Note each line that includes the word "StudentResult". Copy those lines.
— Start Input —
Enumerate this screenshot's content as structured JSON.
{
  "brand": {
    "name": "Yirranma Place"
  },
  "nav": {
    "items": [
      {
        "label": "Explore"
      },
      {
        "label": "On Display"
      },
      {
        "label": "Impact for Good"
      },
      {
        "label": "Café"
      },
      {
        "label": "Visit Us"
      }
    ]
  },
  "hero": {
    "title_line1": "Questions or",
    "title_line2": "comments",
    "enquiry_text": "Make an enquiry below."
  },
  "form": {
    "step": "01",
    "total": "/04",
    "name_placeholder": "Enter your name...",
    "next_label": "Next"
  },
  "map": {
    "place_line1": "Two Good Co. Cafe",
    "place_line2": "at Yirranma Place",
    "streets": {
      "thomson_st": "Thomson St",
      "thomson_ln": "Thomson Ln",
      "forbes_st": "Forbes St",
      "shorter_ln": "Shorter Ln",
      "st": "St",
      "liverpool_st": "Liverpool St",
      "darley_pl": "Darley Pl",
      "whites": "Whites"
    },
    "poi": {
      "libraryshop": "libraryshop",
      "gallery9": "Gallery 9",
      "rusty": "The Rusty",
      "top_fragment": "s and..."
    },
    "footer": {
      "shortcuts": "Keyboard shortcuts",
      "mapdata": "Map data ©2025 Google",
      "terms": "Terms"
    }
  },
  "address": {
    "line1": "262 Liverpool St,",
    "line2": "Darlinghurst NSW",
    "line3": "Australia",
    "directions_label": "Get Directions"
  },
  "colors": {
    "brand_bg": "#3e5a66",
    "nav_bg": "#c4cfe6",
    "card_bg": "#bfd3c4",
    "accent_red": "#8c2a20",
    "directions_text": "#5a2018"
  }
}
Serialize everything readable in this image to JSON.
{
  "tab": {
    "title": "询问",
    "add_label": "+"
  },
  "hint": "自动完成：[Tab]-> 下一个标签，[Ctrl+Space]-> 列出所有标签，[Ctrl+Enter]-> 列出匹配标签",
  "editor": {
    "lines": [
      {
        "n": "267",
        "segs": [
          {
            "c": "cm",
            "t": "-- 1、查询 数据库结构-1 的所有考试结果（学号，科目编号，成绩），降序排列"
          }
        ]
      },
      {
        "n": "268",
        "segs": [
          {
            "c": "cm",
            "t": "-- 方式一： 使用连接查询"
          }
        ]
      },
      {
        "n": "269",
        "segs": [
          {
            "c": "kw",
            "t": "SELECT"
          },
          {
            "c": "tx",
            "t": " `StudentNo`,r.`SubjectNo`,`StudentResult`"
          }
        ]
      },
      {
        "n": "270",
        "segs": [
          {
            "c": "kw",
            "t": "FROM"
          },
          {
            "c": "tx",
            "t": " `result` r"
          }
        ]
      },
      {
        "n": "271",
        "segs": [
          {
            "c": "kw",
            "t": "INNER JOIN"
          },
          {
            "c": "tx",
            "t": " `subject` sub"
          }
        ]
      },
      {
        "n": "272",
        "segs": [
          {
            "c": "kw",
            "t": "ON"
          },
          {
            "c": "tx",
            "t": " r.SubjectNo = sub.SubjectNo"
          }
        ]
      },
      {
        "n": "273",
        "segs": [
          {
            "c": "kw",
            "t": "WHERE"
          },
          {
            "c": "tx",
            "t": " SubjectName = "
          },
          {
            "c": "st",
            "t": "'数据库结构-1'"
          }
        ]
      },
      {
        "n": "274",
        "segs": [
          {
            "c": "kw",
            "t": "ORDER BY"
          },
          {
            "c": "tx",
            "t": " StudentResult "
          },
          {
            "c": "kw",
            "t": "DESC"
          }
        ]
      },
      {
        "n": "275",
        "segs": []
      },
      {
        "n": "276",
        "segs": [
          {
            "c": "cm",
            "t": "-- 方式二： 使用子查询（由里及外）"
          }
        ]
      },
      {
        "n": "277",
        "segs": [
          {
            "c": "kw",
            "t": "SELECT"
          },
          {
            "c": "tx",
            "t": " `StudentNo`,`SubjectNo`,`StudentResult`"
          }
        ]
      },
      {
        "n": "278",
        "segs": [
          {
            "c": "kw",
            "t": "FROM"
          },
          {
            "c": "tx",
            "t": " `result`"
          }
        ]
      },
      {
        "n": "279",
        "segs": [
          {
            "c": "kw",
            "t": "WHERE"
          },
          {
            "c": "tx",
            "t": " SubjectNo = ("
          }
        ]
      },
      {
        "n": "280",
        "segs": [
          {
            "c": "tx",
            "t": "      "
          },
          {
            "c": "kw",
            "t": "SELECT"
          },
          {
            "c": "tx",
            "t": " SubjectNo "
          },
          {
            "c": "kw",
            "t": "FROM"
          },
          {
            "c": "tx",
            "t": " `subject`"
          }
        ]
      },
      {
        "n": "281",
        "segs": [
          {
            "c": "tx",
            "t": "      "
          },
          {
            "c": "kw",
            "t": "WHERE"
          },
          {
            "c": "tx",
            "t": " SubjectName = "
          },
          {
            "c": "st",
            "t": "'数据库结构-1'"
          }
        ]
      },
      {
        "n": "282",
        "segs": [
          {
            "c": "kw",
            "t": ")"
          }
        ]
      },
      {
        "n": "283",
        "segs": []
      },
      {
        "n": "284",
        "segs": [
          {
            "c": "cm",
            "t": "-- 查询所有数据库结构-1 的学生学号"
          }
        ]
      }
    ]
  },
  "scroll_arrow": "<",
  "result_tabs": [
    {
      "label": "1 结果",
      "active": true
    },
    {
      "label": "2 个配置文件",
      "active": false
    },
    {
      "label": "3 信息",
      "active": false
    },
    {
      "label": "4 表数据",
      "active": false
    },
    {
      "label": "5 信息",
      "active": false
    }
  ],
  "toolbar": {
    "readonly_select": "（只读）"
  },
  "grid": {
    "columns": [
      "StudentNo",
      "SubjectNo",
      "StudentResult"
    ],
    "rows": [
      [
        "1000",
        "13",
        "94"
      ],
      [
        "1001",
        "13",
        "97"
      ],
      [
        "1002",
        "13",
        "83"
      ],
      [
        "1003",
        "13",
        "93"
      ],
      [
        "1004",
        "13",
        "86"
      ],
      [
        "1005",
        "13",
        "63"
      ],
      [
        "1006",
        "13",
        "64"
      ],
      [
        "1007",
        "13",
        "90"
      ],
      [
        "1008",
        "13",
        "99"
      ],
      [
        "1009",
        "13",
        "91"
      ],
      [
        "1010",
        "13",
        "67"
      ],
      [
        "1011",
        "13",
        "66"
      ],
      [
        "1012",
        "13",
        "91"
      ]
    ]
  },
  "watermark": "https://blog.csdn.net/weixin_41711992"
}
— End Input —
Correct response →
            "t": " `StudentNo`,r.`SubjectNo`,`StudentResult`"
            "t": " StudentResult "
            "t": " `StudentNo`,`SubjectNo`,`StudentResult`"
      "StudentResult"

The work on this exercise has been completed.